#### Written request:
Across the material below, how many lines contain the word "JSON"? Give only the number.

#### Material shown:
"""

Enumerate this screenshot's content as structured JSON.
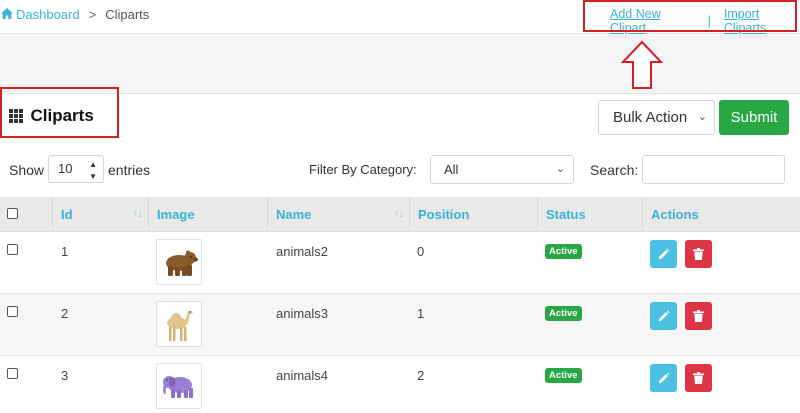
{
  "breadcrumb": {
    "home": "Dashboard",
    "separator": ">",
    "current": "Cliparts"
  },
  "top_links": {
    "add": "Add New Clipart",
    "divider": "|",
    "import": "Import Cliparts"
  },
  "panel": {
    "title": "Cliparts",
    "bulk_action": {
      "selected": "Bulk Action"
    },
    "submit_label": "Submit"
  },
  "controls": {
    "show_label": "Show",
    "length_value": "10",
    "entries_label": "entries",
    "filter_label": "Filter By Category:",
    "category_value": "All",
    "search_label": "Search:",
    "search_value": ""
  },
  "table": {
    "headers": {
      "id": "Id",
      "image": "Image",
      "name": "Name",
      "position": "Position",
      "status": "Status",
      "actions": "Actions"
    },
    "rows": [
      {
        "id": "1",
        "name": "animals2",
        "position": "0",
        "status": "Active",
        "image_icon": "bear-clipart-icon"
      },
      {
        "id": "2",
        "name": "animals3",
        "position": "1",
        "status": "Active",
        "image_icon": "camel-clipart-icon"
      },
      {
        "id": "3",
        "name": "animals4",
        "position": "2",
        "status": "Active",
        "image_icon": "elephant-clipart-icon"
      }
    ]
  },
  "colors": {
    "accent": "#3ab1d8",
    "submit": "#28a745",
    "edit": "#4cc0e0",
    "delete": "#dc3545",
    "highlight": "#d62020"
  }
}
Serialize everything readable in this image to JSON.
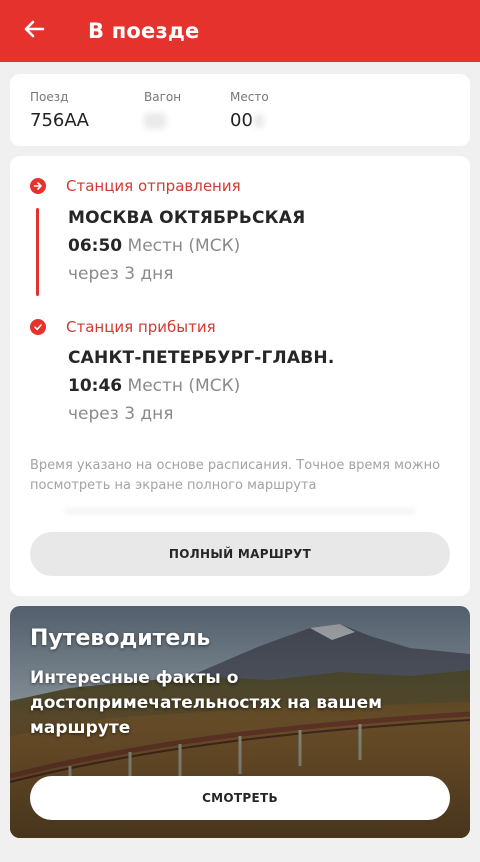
{
  "header": {
    "title": "В поезде",
    "back_icon": "arrow-left-icon",
    "color": "#e6322d"
  },
  "ticket": {
    "train_label": "Поезд",
    "train_value": "756АА",
    "car_label": "Вагон",
    "seat_label": "Место",
    "seat_value": "00"
  },
  "route": {
    "departure": {
      "label": "Станция отправления",
      "station": "МОСКВА ОКТЯБРЬСКАЯ",
      "time": "06:50",
      "tz": "Местн (МСК)",
      "relative": "через 3 дня"
    },
    "arrival": {
      "label": "Станция прибытия",
      "station": "САНКТ-ПЕТЕРБУРГ-ГЛАВН.",
      "time": "10:46",
      "tz": "Местн (МСК)",
      "relative": "через 3 дня"
    },
    "note": "Время указано на основе расписания. Точное время можно посмотреть на экране полного маршрута",
    "full_route_button": "ПОЛНЫЙ МАРШРУТ"
  },
  "guide": {
    "title": "Путеводитель",
    "text": "Интересные факты о достопримечательностях на вашем маршруте",
    "button": "СМОТРЕТЬ"
  }
}
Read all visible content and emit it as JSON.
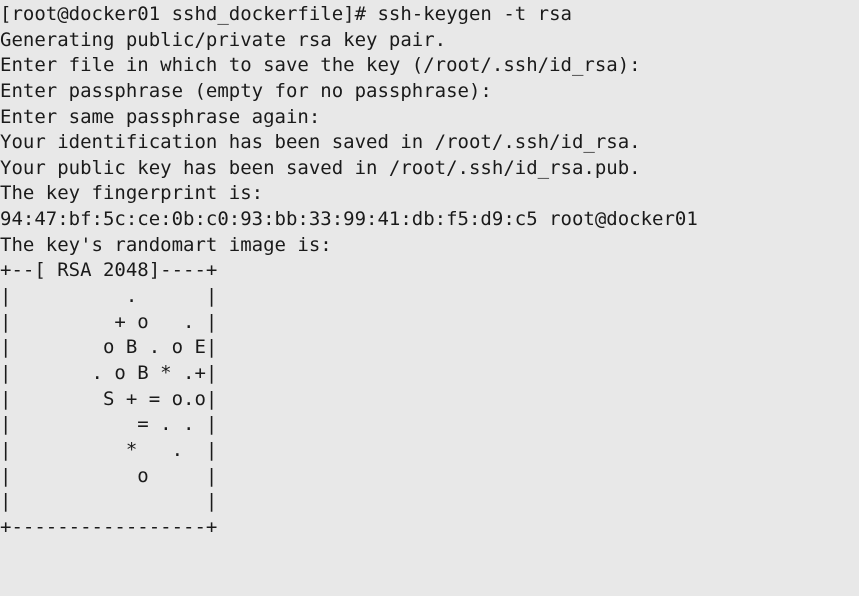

"""

#### Finished answer:
3